● **Task 1**: List every date that appears as a posting date in the blog extract.
● **Task 2**: Print the blog extract word for word, starting at "Wednesday, January 30, 2013" and running down to "rich a rhyme.".

● **Text extract**:
+===+

Wednesday, January 30, 2013

The filthy poor rhyme

The filthy rich get
rich by making sure
that most others
remain filthy poor.


– Leonard Blumfeld  (© 2013)

Inevitable note
Somehow yesterday's Filthy rich haiku stuck in my mind, demanding more treatment. This resulted in the above poem, which is no longer a haiku by count of syllables & lines. For obvious reasons, I'm calling this filthy poor metric companion to the filthy rich a rhyme.

The filthy rich haiku

The filthy rich get
rich by making sure others
get very little.

– Leonard Blumfeld (© 2013)

Inevitable notes
Who ever said haiku should be limited to gentle muzings about bonsai in the mist and could not be used for succinct statements of fact? Facts such as that the gap between rich and poor has never been more extreme than right now.
Last year, Apple’s CEO earned about 1 million dollars a day while the workers making Apple products at Foxconn in China earned about 10 dollars a day.
China, a nominally communist* country, now boasts the world’s second largest number of billionaires, right behind God’s own USA.
*Part of the communist doctrine, if I remember right, is a very negative attitude towards private property.

Wednesday, January 2, 2013

Infinite wisdom I

I was going to start the year with a new column titled "The infinite wisdom of Leonard Blumfeld" or something along those lines, imparting to the world my precious gems of infinite wisdom.

But the fact is that I have come to dislike aphorisms and most of the pearls and beads of wisdom quoted or shared on Facebook or in other books at any opportune and inopportune moment and time of day, telling you in flashes of deep or shallow insight how to live your life, how to be happy or unhappy, how to treat thy neighbor or thy neighbor's dog or how to make or keep friends, enemies, etc.

Therefore, instead of adding to the heap, the above little rante & rave shall remain the first infinite wisdom of the year. That's all, folks!

– Leonard Blumfeld

Wednesday, November 21, 2012

No fury like one scorned

So you don’t like my gift?

+===+

● **Dataset rows**:

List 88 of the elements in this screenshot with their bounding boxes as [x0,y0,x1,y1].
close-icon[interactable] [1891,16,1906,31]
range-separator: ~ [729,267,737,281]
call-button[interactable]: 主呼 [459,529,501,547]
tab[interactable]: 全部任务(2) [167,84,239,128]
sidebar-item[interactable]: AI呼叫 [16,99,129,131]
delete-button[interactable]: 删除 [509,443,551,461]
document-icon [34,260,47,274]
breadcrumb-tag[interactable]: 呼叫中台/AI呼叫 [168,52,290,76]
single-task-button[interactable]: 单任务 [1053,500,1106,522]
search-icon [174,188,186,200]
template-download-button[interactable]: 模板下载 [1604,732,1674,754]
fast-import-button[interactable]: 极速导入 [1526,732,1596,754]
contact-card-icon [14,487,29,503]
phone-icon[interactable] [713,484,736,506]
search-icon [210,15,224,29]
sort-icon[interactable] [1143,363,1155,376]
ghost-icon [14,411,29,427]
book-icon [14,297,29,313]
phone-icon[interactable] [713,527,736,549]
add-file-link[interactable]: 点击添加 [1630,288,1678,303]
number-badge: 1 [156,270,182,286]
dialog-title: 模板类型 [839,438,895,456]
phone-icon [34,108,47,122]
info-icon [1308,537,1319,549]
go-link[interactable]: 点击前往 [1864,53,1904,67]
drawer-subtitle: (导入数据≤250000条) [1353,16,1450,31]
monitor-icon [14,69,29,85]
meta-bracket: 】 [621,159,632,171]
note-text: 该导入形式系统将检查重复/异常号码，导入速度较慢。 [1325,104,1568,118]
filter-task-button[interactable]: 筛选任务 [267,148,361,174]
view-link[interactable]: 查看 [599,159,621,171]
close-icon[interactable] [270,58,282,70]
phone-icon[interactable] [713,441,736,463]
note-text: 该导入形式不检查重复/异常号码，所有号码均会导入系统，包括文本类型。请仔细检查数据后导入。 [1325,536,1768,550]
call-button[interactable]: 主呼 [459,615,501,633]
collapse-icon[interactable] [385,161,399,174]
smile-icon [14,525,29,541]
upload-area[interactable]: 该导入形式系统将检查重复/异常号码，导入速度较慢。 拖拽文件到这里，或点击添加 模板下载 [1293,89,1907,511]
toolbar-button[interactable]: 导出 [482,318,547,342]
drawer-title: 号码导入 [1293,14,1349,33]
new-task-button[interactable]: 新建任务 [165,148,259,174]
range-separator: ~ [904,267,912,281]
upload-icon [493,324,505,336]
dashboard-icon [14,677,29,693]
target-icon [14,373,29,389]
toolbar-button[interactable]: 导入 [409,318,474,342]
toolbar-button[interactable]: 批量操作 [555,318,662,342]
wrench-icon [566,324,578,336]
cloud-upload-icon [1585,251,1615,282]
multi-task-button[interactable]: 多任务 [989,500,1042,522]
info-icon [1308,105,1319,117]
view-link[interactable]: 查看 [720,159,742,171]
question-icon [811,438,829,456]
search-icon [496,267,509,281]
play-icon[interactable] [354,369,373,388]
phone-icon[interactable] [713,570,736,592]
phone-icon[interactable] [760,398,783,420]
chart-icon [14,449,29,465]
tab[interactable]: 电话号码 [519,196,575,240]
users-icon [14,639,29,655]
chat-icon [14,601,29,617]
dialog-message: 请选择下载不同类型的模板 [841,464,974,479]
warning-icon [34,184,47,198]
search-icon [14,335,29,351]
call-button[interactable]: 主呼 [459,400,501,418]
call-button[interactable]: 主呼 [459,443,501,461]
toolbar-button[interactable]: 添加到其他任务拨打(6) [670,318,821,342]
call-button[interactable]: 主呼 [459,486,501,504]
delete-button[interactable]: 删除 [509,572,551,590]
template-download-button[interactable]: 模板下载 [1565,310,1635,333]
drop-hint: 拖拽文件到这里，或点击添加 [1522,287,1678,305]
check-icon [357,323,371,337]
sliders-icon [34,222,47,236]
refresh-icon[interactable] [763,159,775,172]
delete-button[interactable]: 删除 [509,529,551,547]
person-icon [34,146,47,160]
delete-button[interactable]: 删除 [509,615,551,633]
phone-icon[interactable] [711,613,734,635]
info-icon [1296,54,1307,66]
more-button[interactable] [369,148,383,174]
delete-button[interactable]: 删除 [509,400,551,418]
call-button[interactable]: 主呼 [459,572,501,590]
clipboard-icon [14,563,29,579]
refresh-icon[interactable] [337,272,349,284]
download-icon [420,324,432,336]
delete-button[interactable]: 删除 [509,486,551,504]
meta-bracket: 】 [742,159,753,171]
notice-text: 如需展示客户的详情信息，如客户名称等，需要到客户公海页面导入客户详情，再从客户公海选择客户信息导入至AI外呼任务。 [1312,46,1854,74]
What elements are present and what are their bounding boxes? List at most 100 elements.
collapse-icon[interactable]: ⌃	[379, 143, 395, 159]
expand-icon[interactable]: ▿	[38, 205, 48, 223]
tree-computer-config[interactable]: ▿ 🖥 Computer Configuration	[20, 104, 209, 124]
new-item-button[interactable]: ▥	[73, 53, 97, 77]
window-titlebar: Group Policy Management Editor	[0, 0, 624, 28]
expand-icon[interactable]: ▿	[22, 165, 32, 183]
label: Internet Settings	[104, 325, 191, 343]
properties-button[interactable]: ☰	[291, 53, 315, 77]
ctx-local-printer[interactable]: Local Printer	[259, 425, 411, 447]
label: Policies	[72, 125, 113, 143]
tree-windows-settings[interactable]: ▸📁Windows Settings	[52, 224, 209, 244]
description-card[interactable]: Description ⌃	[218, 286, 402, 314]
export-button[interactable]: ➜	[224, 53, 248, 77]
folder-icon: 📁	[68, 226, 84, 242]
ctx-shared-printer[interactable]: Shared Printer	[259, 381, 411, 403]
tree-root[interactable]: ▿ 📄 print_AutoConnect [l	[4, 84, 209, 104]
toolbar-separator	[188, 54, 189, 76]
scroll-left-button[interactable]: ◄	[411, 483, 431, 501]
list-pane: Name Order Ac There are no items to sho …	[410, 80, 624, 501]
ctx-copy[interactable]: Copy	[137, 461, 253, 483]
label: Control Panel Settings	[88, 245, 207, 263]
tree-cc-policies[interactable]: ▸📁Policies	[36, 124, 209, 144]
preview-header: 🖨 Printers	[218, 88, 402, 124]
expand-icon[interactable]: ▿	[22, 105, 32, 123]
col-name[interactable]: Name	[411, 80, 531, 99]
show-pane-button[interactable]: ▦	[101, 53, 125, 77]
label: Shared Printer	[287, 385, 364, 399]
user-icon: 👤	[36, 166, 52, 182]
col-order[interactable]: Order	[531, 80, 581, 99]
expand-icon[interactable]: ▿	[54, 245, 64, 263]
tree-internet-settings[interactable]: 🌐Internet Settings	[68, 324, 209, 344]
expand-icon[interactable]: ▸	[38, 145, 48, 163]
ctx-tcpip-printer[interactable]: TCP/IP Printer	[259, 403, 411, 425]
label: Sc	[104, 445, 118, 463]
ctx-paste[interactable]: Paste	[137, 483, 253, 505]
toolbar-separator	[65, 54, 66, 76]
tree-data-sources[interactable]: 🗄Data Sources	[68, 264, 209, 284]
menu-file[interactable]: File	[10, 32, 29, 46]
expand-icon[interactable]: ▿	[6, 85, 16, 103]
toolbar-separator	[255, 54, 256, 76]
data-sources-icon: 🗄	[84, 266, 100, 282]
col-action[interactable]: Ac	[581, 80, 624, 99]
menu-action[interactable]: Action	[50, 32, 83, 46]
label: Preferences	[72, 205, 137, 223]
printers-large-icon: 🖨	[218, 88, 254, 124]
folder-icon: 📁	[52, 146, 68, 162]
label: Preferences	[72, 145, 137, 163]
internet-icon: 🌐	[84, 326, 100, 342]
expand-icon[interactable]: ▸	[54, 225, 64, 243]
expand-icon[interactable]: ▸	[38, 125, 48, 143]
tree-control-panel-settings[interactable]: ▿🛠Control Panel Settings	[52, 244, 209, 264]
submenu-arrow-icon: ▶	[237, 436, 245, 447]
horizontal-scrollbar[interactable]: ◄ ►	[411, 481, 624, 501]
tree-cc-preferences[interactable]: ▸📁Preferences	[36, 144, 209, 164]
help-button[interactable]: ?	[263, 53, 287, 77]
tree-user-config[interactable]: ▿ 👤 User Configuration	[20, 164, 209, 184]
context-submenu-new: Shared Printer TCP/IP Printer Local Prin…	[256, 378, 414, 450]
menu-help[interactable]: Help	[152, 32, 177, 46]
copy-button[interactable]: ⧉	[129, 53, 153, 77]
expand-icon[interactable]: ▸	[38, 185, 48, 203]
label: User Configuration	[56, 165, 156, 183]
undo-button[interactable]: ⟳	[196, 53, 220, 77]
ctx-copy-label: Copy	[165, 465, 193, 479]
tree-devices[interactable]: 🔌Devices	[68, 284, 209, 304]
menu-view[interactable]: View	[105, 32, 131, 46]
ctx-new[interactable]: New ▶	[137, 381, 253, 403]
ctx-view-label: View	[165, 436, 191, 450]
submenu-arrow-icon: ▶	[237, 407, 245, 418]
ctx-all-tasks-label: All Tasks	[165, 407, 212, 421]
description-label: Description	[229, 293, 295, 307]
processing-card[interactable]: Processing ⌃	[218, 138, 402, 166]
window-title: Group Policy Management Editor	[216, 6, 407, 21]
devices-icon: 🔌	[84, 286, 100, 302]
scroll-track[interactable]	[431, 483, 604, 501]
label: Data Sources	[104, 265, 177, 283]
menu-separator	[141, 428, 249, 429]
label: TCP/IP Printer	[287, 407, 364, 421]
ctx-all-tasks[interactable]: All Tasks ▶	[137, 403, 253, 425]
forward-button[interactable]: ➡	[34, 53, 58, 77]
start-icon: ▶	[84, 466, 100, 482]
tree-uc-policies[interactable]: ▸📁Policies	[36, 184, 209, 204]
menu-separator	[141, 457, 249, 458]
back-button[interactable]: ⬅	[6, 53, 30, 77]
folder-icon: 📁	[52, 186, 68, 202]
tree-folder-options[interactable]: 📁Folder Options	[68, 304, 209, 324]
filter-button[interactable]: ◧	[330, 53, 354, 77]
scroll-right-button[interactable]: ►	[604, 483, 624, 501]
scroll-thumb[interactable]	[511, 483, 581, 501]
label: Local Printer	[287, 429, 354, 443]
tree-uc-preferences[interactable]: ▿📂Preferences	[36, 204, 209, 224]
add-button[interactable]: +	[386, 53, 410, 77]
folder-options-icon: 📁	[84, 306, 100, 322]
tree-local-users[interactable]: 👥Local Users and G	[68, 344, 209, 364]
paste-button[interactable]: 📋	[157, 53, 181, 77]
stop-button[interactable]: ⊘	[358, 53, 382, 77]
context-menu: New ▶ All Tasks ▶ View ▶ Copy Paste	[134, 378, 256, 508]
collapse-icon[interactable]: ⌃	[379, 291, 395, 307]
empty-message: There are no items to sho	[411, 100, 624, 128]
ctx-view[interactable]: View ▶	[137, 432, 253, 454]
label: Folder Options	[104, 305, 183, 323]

+===+

● **Exercise solution 1**:
Wednesday, January 30, 2013
Wednesday, January 2, 2013
Wednesday, November 21, 2012

● **Exercise solution 2**:
Wednesday, January 30, 2013

The filthy poor rhyme

The filthy rich get
rich by making sure
that most others
remain filthy poor.


– Leonard Blumfeld  (© 2013)

Inevitable note
Somehow yesterday's Filthy rich haiku stuck in my mind, demanding more treatment. This resulted in the above poem, which is no longer a haiku by count of syllables & lines. For obvious reasons, I'm calling this filthy poor metric companion to the filthy rich a rhyme.